# WORK TO COMPLETE:
Restate the complete material exactly.

## BEGIN TASK DATA

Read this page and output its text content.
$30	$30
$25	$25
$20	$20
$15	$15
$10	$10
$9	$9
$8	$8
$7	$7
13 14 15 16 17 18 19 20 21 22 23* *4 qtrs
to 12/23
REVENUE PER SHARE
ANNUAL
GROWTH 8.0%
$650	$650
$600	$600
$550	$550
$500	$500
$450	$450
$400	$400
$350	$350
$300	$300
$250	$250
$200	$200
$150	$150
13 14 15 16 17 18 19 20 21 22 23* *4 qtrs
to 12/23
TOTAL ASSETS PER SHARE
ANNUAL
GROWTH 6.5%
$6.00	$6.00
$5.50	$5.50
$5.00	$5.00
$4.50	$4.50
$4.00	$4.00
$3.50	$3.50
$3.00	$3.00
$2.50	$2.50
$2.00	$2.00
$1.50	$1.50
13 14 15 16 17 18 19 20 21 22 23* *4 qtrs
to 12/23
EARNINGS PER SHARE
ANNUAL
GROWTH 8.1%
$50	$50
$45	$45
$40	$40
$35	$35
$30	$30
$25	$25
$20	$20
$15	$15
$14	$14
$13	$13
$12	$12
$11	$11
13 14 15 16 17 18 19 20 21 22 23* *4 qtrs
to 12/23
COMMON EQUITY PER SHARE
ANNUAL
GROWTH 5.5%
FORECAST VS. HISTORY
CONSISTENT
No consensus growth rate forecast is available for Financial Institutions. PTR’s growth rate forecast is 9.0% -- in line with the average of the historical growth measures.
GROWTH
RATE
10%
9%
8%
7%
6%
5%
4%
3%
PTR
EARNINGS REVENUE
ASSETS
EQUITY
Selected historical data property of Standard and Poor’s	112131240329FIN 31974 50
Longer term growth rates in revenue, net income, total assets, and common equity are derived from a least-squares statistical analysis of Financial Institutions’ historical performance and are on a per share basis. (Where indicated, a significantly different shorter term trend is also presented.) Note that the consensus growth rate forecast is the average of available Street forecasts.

## END TASK DATA

# WRITTEN REPLY:
Read this page and output its text content.
$30	$30
$25	$25
$20	$20
$15	$15
$10	$10
$9	$9
$8	$8
$7	$7
13 14 15 16 17 18 19 20 21 22 23* *4 qtrs
to 12/23
REVENUE PER SHARE
ANNUAL
GROWTH 8.0%
$650	$650
$600	$600
$550	$550
$500	$500
$450	$450
$400	$400
$350	$350
$300	$300
$250	$250
$200	$200
$150	$150
13 14 15 16 17 18 19 20 21 22 23* *4 qtrs
to 12/23
TOTAL ASSETS PER SHARE
ANNUAL
GROWTH 6.5%
$6.00	$6.00
$5.50	$5.50
$5.00	$5.00
$4.50	$4.50
$4.00	$4.00
$3.50	$3.50
$3.00	$3.00
$2.50	$2.50
$2.00	$2.00
$1.50	$1.50
13 14 15 16 17 18 19 20 21 22 23* *4 qtrs
to 12/23
EARNINGS PER SHARE
ANNUAL
GROWTH 8.1%
$50	$50
$45	$45
$40	$40
$35	$35
$30	$30
$25	$25
$20	$20
$15	$15
$14	$14
$13	$13
$12	$12
$11	$11
13 14 15 16 17 18 19 20 21 22 23* *4 qtrs
to 12/23
COMMON EQUITY PER SHARE
ANNUAL
GROWTH 5.5%
FORECAST VS. HISTORY
CONSISTENT
No consensus growth rate forecast is available for Financial Institutions. PTR’s growth rate forecast is 9.0% -- in line with the average of the historical growth measures.
GROWTH
RATE
10%
9%
8%
7%
6%
5%
4%
3%
PTR
EARNINGS REVENUE
ASSETS
EQUITY
Selected historical data property of Standard and Poor’s	112131240329FIN 31974 50
Longer term growth rates in revenue, net income, total assets, and common equity are derived from a least-squares statistical analysis of Financial Institutions’ historical performance and are on a per share basis. (Where indicated, a significantly different shorter term trend is also presented.) Note that the consensus growth rate forecast is the average of available Street forecasts.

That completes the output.